◆ **TASK BRIEF**
In your copy, leave out the pictures; write out all the data exactly.

Dataset excerpt:
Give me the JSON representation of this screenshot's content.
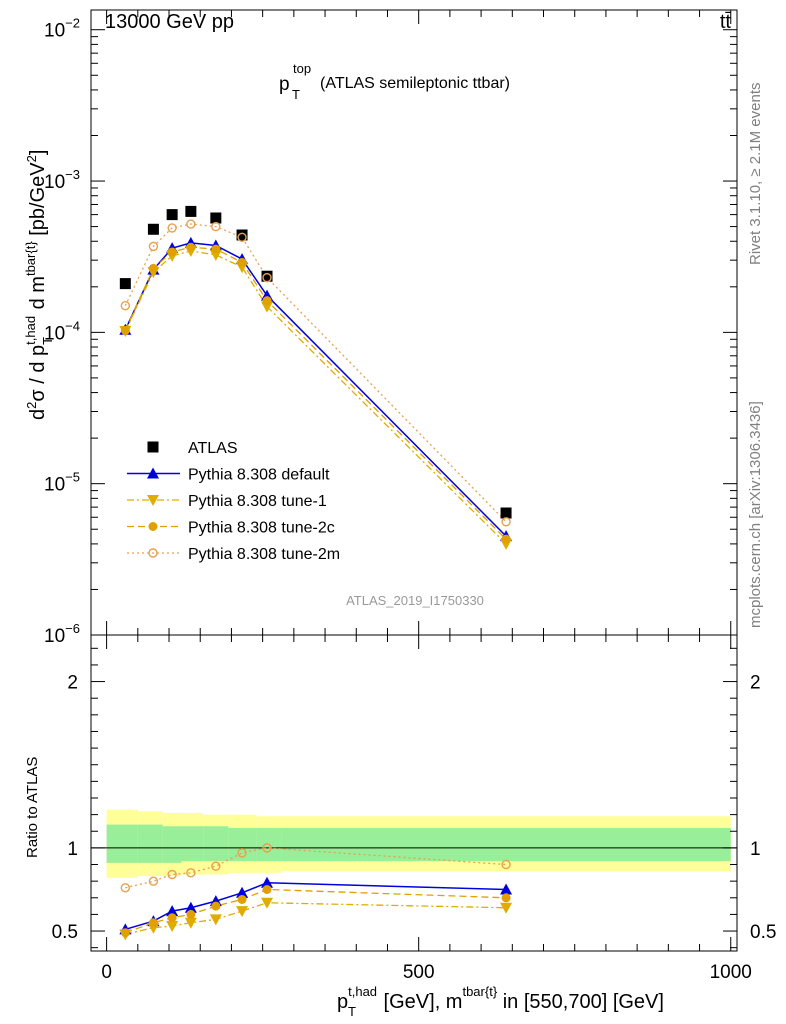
{
  "header": {
    "left": "13000 GeV pp",
    "right": "tt̄"
  },
  "side_labels": {
    "rivet": "Rivet 3.1.10, ≥ 2.1M events",
    "mcplots": "mcplots.cern.ch [arXiv:1306.3436]"
  },
  "chart_data": [
    {
      "type": "line",
      "panel": "main",
      "title": "(ATLAS semileptonic ttbar)",
      "title_var": "p",
      "title_sup": "top",
      "title_sub": "T",
      "ylabel": "d²σ / d p_T^{t,had} d m^{tbar{t}} [pb/GeV²]",
      "yscale": "log",
      "ylim": [
        1e-06,
        0.0135
      ],
      "xlim": [
        -25,
        1010
      ],
      "analysis_id": "ATLAS_2019_I1750330",
      "y_ticks": [
        {
          "mant": "10",
          "exp": "−6",
          "value": 1e-06
        },
        {
          "mant": "10",
          "exp": "−5",
          "value": 1e-05
        },
        {
          "mant": "10",
          "exp": "−4",
          "value": 0.0001
        },
        {
          "mant": "10",
          "exp": "−3",
          "value": 0.001
        },
        {
          "mant": "10",
          "exp": "−2",
          "value": 0.01
        }
      ],
      "series": [
        {
          "name": "ATLAS",
          "color": "#000000",
          "marker": "square",
          "line": "none",
          "x": [
            30,
            75,
            105,
            135,
            175,
            217,
            257,
            640
          ],
          "y": [
            0.00021,
            0.00048,
            0.0006,
            0.00063,
            0.00057,
            0.00044,
            0.000235,
            6.4e-06
          ]
        },
        {
          "name": "Pythia 8.308 default",
          "color": "#0000dd",
          "marker": "triangle-up",
          "line": "solid",
          "x": [
            30,
            75,
            105,
            135,
            175,
            217,
            257,
            640
          ],
          "y": [
            0.000104,
            0.00026,
            0.00036,
            0.00039,
            0.000375,
            0.000305,
            0.000175,
            4.5e-06
          ]
        },
        {
          "name": "Pythia 8.308 tune-1",
          "color": "#e0ac00",
          "marker": "triangle-down",
          "line": "dashdot",
          "x": [
            30,
            75,
            105,
            135,
            175,
            217,
            257,
            640
          ],
          "y": [
            0.000102,
            0.00025,
            0.00032,
            0.000345,
            0.000325,
            0.00027,
            0.000148,
            4e-06
          ]
        },
        {
          "name": "Pythia 8.308 tune-2c",
          "color": "#e0a000",
          "marker": "circle",
          "line": "dashed",
          "x": [
            30,
            75,
            105,
            135,
            175,
            217,
            257,
            640
          ],
          "y": [
            0.000103,
            0.000265,
            0.00034,
            0.000365,
            0.000355,
            0.00029,
            0.000162,
            4.3e-06
          ]
        },
        {
          "name": "Pythia 8.308 tune-2m",
          "color": "#e8a050",
          "marker": "circle-open",
          "line": "dotted",
          "x": [
            30,
            75,
            105,
            135,
            175,
            217,
            257,
            640
          ],
          "y": [
            0.00015,
            0.00037,
            0.00049,
            0.00052,
            0.0005,
            0.000425,
            0.00023,
            5.6e-06
          ]
        }
      ]
    },
    {
      "type": "line",
      "panel": "ratio",
      "ylabel": "Ratio to ATLAS",
      "xlabel": "p_T^{t,had} [GeV], m^{tbar{t}} in [550,700] [GeV]",
      "xlim": [
        -25,
        1010
      ],
      "ylim": [
        0.38,
        2.28
      ],
      "x_ticks": [
        {
          "label": "0",
          "value": 0
        },
        {
          "label": "500",
          "value": 500
        },
        {
          "label": "1000",
          "value": 1000
        }
      ],
      "y_ticks": [
        {
          "label": "0.5",
          "value": 0.5
        },
        {
          "label": "1",
          "value": 1
        },
        {
          "label": "2",
          "value": 2
        }
      ],
      "reference_line": 1,
      "bands": [
        {
          "name": "yellow",
          "color": "#ffff99",
          "edges": [
            0,
            50,
            90,
            120,
            155,
            195,
            240,
            280,
            1000
          ],
          "lo": [
            0.82,
            0.83,
            0.83,
            0.84,
            0.84,
            0.85,
            0.85,
            0.86
          ],
          "hi": [
            1.23,
            1.22,
            1.21,
            1.21,
            1.2,
            1.2,
            1.19,
            1.19
          ]
        },
        {
          "name": "green",
          "color": "#99ee99",
          "edges": [
            0,
            50,
            90,
            120,
            155,
            195,
            240,
            280,
            1000
          ],
          "lo": [
            0.91,
            0.91,
            0.91,
            0.92,
            0.92,
            0.92,
            0.92,
            0.92
          ],
          "hi": [
            1.14,
            1.14,
            1.13,
            1.13,
            1.13,
            1.12,
            1.12,
            1.12
          ]
        }
      ],
      "series": [
        {
          "name": "Pythia 8.308 default",
          "color": "#0000dd",
          "marker": "triangle-up",
          "line": "solid",
          "x": [
            30,
            75,
            105,
            135,
            175,
            217,
            257,
            640
          ],
          "y": [
            0.51,
            0.56,
            0.62,
            0.64,
            0.68,
            0.73,
            0.79,
            0.75
          ]
        },
        {
          "name": "Pythia 8.308 tune-1",
          "color": "#e0ac00",
          "marker": "triangle-down",
          "line": "dashdot",
          "x": [
            30,
            75,
            105,
            135,
            175,
            217,
            257,
            640
          ],
          "y": [
            0.48,
            0.52,
            0.53,
            0.55,
            0.57,
            0.62,
            0.67,
            0.64
          ]
        },
        {
          "name": "Pythia 8.308 tune-2c",
          "color": "#e0a000",
          "marker": "circle",
          "line": "dashed",
          "x": [
            30,
            75,
            105,
            135,
            175,
            217,
            257,
            640
          ],
          "y": [
            0.49,
            0.55,
            0.58,
            0.6,
            0.65,
            0.69,
            0.75,
            0.7
          ]
        },
        {
          "name": "Pythia 8.308 tune-2m",
          "color": "#e8a050",
          "marker": "circle-open",
          "line": "dotted",
          "x": [
            30,
            75,
            105,
            135,
            175,
            217,
            257,
            640
          ],
          "y": [
            0.76,
            0.8,
            0.84,
            0.85,
            0.89,
            0.97,
            1.0,
            0.9
          ]
        }
      ]
    }
  ]
}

◆ **FINISHED TASK**
Give me the JSON representation of this screenshot's content.
{
  "header": {
    "left": "13000 GeV pp",
    "right": "tt̄"
  },
  "side_labels": {
    "rivet": "Rivet 3.1.10, ≥ 2.1M events",
    "mcplots": "mcplots.cern.ch [arXiv:1306.3436]"
  },
  "chart_data": [
    {
      "type": "line",
      "panel": "main",
      "title": "(ATLAS semileptonic ttbar)",
      "title_var": "p",
      "title_sup": "top",
      "title_sub": "T",
      "ylabel": "d²σ / d p_T^{t,had} d m^{tbar{t}} [pb/GeV²]",
      "yscale": "log",
      "ylim": [
        1e-06,
        0.0135
      ],
      "xlim": [
        -25,
        1010
      ],
      "analysis_id": "ATLAS_2019_I1750330",
      "y_ticks": [
        {
          "mant": "10",
          "exp": "−6",
          "value": 1e-06
        },
        {
          "mant": "10",
          "exp": "−5",
          "value": 1e-05
        },
        {
          "mant": "10",
          "exp": "−4",
          "value": 0.0001
        },
        {
          "mant": "10",
          "exp": "−3",
          "value": 0.001
        },
        {
          "mant": "10",
          "exp": "−2",
          "value": 0.01
        }
      ],
      "series": [
        {
          "name": "ATLAS",
          "color": "#000000",
          "marker": "square",
          "line": "none",
          "x": [
            30,
            75,
            105,
            135,
            175,
            217,
            257,
            640
          ],
          "y": [
            0.00021,
            0.00048,
            0.0006,
            0.00063,
            0.00057,
            0.00044,
            0.000235,
            6.4e-06
          ]
        },
        {
          "name": "Pythia 8.308 default",
          "color": "#0000dd",
          "marker": "triangle-up",
          "line": "solid",
          "x": [
            30,
            75,
            105,
            135,
            175,
            217,
            257,
            640
          ],
          "y": [
            0.000104,
            0.00026,
            0.00036,
            0.00039,
            0.000375,
            0.000305,
            0.000175,
            4.5e-06
          ]
        },
        {
          "name": "Pythia 8.308 tune-1",
          "color": "#e0ac00",
          "marker": "triangle-down",
          "line": "dashdot",
          "x": [
            30,
            75,
            105,
            135,
            175,
            217,
            257,
            640
          ],
          "y": [
            0.000102,
            0.00025,
            0.00032,
            0.000345,
            0.000325,
            0.00027,
            0.000148,
            4e-06
          ]
        },
        {
          "name": "Pythia 8.308 tune-2c",
          "color": "#e0a000",
          "marker": "circle",
          "line": "dashed",
          "x": [
            30,
            75,
            105,
            135,
            175,
            217,
            257,
            640
          ],
          "y": [
            0.000103,
            0.000265,
            0.00034,
            0.000365,
            0.000355,
            0.00029,
            0.000162,
            4.3e-06
          ]
        },
        {
          "name": "Pythia 8.308 tune-2m",
          "color": "#e8a050",
          "marker": "circle-open",
          "line": "dotted",
          "x": [
            30,
            75,
            105,
            135,
            175,
            217,
            257,
            640
          ],
          "y": [
            0.00015,
            0.00037,
            0.00049,
            0.00052,
            0.0005,
            0.000425,
            0.00023,
            5.6e-06
          ]
        }
      ]
    },
    {
      "type": "line",
      "panel": "ratio",
      "ylabel": "Ratio to ATLAS",
      "xlabel": "p_T^{t,had} [GeV], m^{tbar{t}} in [550,700] [GeV]",
      "xlim": [
        -25,
        1010
      ],
      "ylim": [
        0.38,
        2.28
      ],
      "x_ticks": [
        {
          "label": "0",
          "value": 0
        },
        {
          "label": "500",
          "value": 500
        },
        {
          "label": "1000",
          "value": 1000
        }
      ],
      "y_ticks": [
        {
          "label": "0.5",
          "value": 0.5
        },
        {
          "label": "1",
          "value": 1
        },
        {
          "label": "2",
          "value": 2
        }
      ],
      "reference_line": 1,
      "bands": [
        {
          "name": "yellow",
          "color": "#ffff99",
          "edges": [
            0,
            50,
            90,
            120,
            155,
            195,
            240,
            280,
            1000
          ],
          "lo": [
            0.82,
            0.83,
            0.83,
            0.84,
            0.84,
            0.85,
            0.85,
            0.86
          ],
          "hi": [
            1.23,
            1.22,
            1.21,
            1.21,
            1.2,
            1.2,
            1.19,
            1.19
          ]
        },
        {
          "name": "green",
          "color": "#99ee99",
          "edges": [
            0,
            50,
            90,
            120,
            155,
            195,
            240,
            280,
            1000
          ],
          "lo": [
            0.91,
            0.91,
            0.91,
            0.92,
            0.92,
            0.92,
            0.92,
            0.92
          ],
          "hi": [
            1.14,
            1.14,
            1.13,
            1.13,
            1.13,
            1.12,
            1.12,
            1.12
          ]
        }
      ],
      "series": [
        {
          "name": "Pythia 8.308 default",
          "color": "#0000dd",
          "marker": "triangle-up",
          "line": "solid",
          "x": [
            30,
            75,
            105,
            135,
            175,
            217,
            257,
            640
          ],
          "y": [
            0.51,
            0.56,
            0.62,
            0.64,
            0.68,
            0.73,
            0.79,
            0.75
          ]
        },
        {
          "name": "Pythia 8.308 tune-1",
          "color": "#e0ac00",
          "marker": "triangle-down",
          "line": "dashdot",
          "x": [
            30,
            75,
            105,
            135,
            175,
            217,
            257,
            640
          ],
          "y": [
            0.48,
            0.52,
            0.53,
            0.55,
            0.57,
            0.62,
            0.67,
            0.64
          ]
        },
        {
          "name": "Pythia 8.308 tune-2c",
          "color": "#e0a000",
          "marker": "circle",
          "line": "dashed",
          "x": [
            30,
            75,
            105,
            135,
            175,
            217,
            257,
            640
          ],
          "y": [
            0.49,
            0.55,
            0.58,
            0.6,
            0.65,
            0.69,
            0.75,
            0.7
          ]
        },
        {
          "name": "Pythia 8.308 tune-2m",
          "color": "#e8a050",
          "marker": "circle-open",
          "line": "dotted",
          "x": [
            30,
            75,
            105,
            135,
            175,
            217,
            257,
            640
          ],
          "y": [
            0.76,
            0.8,
            0.84,
            0.85,
            0.89,
            0.97,
            1.0,
            0.9
          ]
        }
      ]
    }
  ]
}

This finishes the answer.